- Your instructions -
Retype the rows below, starting with the row that contains "category-t2-label: Протиоконазол bbox=[418, 459, 491, 469]" and going on through the row that contains "bar-leaf2 bbox=[192, 230, 213, 413]", both included.

- Provided information -

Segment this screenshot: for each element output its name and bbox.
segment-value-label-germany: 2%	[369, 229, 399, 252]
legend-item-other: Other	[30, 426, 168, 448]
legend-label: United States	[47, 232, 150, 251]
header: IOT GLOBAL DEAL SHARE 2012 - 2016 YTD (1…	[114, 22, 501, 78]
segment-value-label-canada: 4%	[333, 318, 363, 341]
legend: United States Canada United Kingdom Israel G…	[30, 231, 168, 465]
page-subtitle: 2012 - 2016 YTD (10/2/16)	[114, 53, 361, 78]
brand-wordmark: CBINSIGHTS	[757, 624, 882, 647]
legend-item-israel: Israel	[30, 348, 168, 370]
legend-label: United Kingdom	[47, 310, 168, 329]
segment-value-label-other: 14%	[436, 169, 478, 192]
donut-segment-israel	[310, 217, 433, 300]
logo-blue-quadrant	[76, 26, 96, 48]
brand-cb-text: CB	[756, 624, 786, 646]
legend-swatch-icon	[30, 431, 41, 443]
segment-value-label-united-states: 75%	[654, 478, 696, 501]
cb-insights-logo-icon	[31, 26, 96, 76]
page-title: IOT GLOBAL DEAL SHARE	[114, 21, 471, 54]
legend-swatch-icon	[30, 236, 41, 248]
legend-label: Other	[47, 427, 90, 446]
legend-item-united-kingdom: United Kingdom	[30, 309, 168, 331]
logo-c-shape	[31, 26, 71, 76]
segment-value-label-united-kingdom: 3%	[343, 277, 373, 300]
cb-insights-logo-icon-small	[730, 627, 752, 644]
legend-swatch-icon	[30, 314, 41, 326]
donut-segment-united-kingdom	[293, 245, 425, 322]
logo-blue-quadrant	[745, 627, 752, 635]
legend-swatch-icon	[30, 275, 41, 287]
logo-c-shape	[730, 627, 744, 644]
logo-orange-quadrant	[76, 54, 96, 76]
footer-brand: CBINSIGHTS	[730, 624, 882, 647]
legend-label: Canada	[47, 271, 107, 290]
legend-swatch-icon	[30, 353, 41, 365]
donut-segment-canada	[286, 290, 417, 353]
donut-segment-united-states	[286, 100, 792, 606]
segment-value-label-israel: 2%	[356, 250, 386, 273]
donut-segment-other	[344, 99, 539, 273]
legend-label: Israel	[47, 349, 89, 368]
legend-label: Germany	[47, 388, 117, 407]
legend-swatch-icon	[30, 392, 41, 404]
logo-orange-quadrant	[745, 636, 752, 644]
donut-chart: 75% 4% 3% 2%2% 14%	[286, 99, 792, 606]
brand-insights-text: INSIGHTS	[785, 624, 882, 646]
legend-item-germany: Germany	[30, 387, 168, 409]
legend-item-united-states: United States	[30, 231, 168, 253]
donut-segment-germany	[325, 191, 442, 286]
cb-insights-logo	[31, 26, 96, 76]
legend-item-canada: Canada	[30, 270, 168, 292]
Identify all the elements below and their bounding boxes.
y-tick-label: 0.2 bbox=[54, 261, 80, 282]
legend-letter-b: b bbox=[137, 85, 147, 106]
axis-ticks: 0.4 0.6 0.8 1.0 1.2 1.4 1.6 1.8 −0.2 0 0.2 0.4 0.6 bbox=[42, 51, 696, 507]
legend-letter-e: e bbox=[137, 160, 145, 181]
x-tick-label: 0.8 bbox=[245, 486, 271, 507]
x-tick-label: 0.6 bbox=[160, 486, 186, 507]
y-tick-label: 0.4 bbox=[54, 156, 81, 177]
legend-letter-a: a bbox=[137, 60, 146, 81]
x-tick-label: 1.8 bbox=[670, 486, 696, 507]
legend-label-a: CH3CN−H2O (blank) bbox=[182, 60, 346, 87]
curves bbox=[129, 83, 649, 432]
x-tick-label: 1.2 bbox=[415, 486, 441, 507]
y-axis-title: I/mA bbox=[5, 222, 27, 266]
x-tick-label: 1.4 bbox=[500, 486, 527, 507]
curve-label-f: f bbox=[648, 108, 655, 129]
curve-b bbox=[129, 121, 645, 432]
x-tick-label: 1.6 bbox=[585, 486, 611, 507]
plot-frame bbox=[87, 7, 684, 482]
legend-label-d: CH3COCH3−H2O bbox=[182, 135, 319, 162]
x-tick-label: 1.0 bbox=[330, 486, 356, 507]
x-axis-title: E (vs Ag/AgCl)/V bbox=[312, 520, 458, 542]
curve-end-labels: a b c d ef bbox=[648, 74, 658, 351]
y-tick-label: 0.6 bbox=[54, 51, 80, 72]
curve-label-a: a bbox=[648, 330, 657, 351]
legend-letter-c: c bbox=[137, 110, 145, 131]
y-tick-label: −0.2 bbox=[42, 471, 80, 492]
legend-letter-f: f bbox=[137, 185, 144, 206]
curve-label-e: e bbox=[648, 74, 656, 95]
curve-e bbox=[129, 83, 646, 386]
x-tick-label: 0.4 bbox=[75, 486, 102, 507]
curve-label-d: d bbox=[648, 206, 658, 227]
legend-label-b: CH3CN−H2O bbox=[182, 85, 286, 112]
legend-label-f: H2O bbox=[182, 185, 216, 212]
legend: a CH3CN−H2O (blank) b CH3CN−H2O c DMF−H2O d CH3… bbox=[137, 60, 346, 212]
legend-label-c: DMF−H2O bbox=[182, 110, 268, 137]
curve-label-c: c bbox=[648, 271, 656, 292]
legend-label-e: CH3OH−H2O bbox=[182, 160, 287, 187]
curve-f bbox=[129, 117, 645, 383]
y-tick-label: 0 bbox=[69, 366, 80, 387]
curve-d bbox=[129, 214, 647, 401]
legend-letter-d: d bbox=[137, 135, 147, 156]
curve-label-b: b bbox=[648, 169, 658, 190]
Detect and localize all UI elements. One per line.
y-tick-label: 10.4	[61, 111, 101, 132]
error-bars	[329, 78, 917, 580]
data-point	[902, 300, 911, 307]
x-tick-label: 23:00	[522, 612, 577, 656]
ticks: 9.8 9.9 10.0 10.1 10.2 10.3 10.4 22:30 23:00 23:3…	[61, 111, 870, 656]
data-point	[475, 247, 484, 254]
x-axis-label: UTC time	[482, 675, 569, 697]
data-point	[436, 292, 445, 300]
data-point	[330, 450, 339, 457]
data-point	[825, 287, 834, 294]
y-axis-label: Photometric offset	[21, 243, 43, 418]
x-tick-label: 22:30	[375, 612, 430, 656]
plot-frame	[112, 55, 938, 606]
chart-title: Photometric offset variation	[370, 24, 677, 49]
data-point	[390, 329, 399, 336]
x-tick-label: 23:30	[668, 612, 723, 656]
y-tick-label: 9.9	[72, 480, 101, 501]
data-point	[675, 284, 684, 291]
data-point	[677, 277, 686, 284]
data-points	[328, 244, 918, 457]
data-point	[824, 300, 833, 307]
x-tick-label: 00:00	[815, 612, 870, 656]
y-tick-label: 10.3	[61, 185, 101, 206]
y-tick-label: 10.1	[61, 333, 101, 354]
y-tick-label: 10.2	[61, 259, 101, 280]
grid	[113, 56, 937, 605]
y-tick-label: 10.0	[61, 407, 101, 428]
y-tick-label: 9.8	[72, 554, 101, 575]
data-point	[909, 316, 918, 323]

---

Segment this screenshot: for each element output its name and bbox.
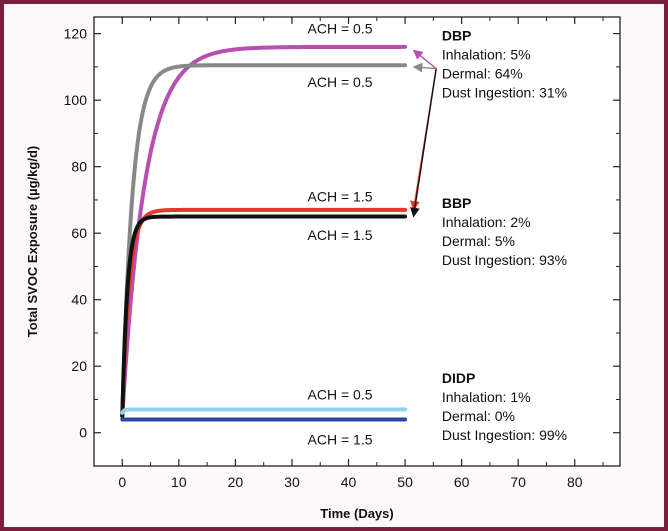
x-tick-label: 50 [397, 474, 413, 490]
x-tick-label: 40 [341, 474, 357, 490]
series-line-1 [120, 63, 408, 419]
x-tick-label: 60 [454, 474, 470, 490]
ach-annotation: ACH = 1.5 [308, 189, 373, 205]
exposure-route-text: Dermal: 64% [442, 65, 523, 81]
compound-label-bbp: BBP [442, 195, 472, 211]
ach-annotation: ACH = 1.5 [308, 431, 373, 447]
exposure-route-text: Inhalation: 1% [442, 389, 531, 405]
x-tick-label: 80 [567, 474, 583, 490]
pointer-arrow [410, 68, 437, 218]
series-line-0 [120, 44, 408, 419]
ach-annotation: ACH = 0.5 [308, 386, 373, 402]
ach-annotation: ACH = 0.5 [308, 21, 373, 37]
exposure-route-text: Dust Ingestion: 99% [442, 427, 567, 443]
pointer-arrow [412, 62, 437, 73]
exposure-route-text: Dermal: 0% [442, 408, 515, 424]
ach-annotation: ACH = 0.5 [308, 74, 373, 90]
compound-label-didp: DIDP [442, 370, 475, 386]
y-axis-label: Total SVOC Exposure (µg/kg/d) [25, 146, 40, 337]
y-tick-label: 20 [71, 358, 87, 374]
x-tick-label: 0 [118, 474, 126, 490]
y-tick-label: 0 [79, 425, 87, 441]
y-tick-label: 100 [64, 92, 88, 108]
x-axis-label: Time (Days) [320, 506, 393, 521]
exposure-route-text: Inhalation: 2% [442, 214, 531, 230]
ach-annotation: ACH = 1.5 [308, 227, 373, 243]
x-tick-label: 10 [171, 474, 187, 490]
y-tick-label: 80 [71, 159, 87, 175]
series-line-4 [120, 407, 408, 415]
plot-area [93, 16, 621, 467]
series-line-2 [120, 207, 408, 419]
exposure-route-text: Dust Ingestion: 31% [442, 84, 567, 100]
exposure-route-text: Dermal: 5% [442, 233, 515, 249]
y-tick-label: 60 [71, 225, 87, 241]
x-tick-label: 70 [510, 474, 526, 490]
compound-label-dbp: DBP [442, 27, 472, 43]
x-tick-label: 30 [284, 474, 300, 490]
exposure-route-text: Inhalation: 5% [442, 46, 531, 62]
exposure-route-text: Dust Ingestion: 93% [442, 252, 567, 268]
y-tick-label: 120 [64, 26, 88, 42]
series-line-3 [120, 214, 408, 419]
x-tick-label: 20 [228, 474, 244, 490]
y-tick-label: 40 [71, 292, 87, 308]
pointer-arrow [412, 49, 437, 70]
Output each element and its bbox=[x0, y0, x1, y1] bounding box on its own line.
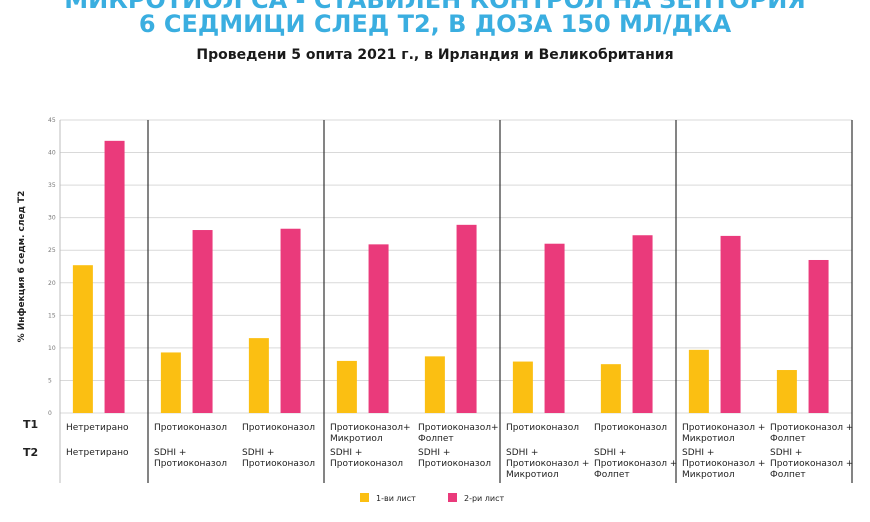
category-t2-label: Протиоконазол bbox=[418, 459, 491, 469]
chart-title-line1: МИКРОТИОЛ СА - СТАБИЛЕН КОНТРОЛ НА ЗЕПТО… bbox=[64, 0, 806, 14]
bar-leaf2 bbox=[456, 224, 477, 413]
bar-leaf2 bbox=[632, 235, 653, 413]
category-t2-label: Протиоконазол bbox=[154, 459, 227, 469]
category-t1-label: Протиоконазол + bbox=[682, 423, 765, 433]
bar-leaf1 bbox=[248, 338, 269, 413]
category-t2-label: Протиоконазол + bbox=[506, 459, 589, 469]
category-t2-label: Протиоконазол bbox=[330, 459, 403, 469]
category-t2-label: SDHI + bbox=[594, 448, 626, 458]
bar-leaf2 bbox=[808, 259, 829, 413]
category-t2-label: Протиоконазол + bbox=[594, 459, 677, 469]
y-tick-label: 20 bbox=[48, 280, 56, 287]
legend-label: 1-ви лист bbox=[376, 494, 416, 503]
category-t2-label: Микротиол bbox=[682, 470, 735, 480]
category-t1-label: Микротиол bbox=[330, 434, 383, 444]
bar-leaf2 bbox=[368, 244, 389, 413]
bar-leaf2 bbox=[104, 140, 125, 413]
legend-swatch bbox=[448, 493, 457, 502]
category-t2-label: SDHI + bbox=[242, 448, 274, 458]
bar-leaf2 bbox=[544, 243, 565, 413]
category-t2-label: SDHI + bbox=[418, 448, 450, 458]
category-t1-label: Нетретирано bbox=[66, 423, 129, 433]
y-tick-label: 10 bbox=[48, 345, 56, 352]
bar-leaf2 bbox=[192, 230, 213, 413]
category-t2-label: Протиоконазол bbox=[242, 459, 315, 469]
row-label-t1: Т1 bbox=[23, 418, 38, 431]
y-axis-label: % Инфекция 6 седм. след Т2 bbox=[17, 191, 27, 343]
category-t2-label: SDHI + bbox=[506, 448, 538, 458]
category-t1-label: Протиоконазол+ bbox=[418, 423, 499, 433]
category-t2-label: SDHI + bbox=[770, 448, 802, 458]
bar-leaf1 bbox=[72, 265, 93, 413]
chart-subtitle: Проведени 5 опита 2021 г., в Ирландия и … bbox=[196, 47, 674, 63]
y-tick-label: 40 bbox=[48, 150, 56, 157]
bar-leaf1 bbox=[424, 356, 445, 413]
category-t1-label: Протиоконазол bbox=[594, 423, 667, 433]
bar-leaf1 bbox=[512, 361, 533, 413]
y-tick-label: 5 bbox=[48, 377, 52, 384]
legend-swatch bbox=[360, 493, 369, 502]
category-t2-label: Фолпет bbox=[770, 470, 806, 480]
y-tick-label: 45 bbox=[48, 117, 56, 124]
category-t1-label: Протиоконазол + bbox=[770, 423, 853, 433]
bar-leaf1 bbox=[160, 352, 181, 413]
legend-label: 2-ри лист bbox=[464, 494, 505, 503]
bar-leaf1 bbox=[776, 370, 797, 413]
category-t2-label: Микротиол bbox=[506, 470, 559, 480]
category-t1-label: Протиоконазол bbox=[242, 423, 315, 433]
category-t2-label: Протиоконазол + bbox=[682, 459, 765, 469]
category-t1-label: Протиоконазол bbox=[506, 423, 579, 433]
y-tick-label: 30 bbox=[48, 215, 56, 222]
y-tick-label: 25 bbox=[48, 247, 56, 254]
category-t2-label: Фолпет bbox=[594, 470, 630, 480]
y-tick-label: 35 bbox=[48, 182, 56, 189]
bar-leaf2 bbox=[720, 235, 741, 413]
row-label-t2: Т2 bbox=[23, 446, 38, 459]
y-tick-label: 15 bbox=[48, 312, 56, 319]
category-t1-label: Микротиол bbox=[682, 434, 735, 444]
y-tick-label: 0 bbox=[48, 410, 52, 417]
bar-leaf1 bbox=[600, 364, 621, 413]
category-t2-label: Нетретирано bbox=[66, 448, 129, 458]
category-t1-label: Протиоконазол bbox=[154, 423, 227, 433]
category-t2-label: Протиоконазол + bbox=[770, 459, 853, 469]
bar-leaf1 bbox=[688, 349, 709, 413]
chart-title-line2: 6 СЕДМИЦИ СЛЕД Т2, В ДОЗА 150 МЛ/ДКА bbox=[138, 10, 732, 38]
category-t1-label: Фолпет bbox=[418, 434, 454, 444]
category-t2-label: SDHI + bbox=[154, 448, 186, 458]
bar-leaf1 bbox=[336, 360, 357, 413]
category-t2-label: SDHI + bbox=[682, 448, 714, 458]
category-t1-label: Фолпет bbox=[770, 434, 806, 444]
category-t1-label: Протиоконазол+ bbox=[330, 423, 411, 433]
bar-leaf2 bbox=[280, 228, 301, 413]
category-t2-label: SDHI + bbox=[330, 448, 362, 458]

- Completed task -
category-t2-label: Протиоконазол bbox=[418, 459, 491, 469]
chart-title-line1: МИКРОТИОЛ СА - СТАБИЛЕН КОНТРОЛ НА ЗЕПТО… bbox=[64, 0, 806, 14]
bar-leaf2 bbox=[456, 224, 477, 413]
bar-leaf2 bbox=[632, 235, 653, 413]
category-t2-label: Протиоконазол bbox=[154, 459, 227, 469]
category-t1-label: Протиоконазол + bbox=[682, 423, 765, 433]
bar-leaf1 bbox=[248, 338, 269, 413]
category-t2-label: Протиоконазол + bbox=[506, 459, 589, 469]
category-t2-label: Протиоконазол bbox=[330, 459, 403, 469]
category-t2-label: SDHI + bbox=[594, 448, 626, 458]
bar-leaf2 bbox=[808, 259, 829, 413]
category-t2-label: Протиоконазол + bbox=[594, 459, 677, 469]
y-tick-label: 20 bbox=[48, 280, 56, 287]
legend-label: 1-ви лист bbox=[376, 494, 416, 503]
category-t2-label: Микротиол bbox=[682, 470, 735, 480]
category-t1-label: Микротиол bbox=[330, 434, 383, 444]
bar-leaf2 bbox=[368, 244, 389, 413]
bar-leaf2 bbox=[104, 140, 125, 413]
legend-swatch bbox=[448, 493, 457, 502]
category-t2-label: SDHI + bbox=[242, 448, 274, 458]
bar-leaf2 bbox=[544, 243, 565, 413]
category-t2-label: SDHI + bbox=[418, 448, 450, 458]
category-t1-label: Нетретирано bbox=[66, 423, 129, 433]
y-tick-label: 10 bbox=[48, 345, 56, 352]
bar-leaf2 bbox=[192, 230, 213, 413]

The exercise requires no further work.